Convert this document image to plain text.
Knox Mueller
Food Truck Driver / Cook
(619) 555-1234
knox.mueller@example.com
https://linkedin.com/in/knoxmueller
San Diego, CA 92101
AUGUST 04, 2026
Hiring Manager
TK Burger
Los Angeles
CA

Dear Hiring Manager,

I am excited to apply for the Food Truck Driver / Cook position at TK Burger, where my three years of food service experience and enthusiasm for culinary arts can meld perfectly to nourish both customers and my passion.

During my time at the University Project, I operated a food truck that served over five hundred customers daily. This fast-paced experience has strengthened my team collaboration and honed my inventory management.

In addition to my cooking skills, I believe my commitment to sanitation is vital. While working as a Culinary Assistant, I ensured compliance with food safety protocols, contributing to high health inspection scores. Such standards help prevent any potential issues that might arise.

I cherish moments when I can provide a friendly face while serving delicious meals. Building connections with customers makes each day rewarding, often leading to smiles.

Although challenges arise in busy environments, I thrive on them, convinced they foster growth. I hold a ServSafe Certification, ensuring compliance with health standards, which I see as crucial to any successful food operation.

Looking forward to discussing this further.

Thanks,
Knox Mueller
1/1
+++
Stated task:
Scan the listing above for the word "Driver" and copy every line that holds it.

Solution to the problem:
Food Truck Driver / Cook
I am excited to apply for the Food Truck Driver / Cook position at TK Burger, where my three years of food service experience and enthusiasm for culinary arts can meld perfectly to nourish both customers and my passion.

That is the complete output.